- Given problem:
Switch "Other" to "Miscellaneous" and write out the data from its first line through the line containing "value-label-3: 15: [486, 283, 542, 329]", with nothing else changed.
— start —
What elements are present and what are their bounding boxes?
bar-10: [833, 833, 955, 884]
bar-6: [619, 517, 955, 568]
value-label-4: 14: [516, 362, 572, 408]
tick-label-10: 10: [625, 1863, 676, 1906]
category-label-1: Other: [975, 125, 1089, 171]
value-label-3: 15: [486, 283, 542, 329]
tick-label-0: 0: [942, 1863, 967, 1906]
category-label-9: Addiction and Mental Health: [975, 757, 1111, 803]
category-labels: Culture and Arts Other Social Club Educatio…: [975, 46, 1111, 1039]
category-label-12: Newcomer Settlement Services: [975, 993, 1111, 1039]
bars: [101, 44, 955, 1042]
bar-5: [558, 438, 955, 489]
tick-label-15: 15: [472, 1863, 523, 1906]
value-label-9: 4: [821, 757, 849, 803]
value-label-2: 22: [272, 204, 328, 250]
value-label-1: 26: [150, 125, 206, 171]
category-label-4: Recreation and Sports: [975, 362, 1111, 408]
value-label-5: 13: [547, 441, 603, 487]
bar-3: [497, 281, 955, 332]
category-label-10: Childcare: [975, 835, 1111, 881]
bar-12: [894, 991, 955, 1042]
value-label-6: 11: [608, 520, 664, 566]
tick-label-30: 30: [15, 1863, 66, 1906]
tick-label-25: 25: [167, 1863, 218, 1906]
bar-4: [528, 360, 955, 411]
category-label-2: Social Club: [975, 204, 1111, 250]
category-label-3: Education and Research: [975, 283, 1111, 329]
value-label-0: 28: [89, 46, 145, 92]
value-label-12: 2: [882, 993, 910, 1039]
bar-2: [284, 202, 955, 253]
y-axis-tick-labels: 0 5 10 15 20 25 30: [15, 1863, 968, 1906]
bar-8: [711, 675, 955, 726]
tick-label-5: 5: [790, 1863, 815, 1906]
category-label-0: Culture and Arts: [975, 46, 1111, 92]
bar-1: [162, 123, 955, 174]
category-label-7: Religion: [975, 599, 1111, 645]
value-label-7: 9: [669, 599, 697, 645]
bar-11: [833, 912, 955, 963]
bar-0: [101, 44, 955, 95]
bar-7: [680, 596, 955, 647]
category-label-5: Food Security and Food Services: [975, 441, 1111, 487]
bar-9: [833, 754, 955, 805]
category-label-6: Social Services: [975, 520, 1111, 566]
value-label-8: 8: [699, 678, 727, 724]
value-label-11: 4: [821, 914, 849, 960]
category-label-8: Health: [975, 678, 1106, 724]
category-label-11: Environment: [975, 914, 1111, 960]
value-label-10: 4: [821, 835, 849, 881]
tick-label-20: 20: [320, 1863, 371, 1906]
— end —
- Solution to the exercise:
What elements are present and what are their bounding boxes?
bar-10: [833, 833, 955, 884]
bar-6: [619, 517, 955, 568]
value-label-4: 14: [516, 362, 572, 408]
tick-label-10: 10: [625, 1863, 676, 1906]
category-label-1: Miscellaneous: [975, 125, 1089, 171]
value-label-3: 15: [486, 283, 542, 329]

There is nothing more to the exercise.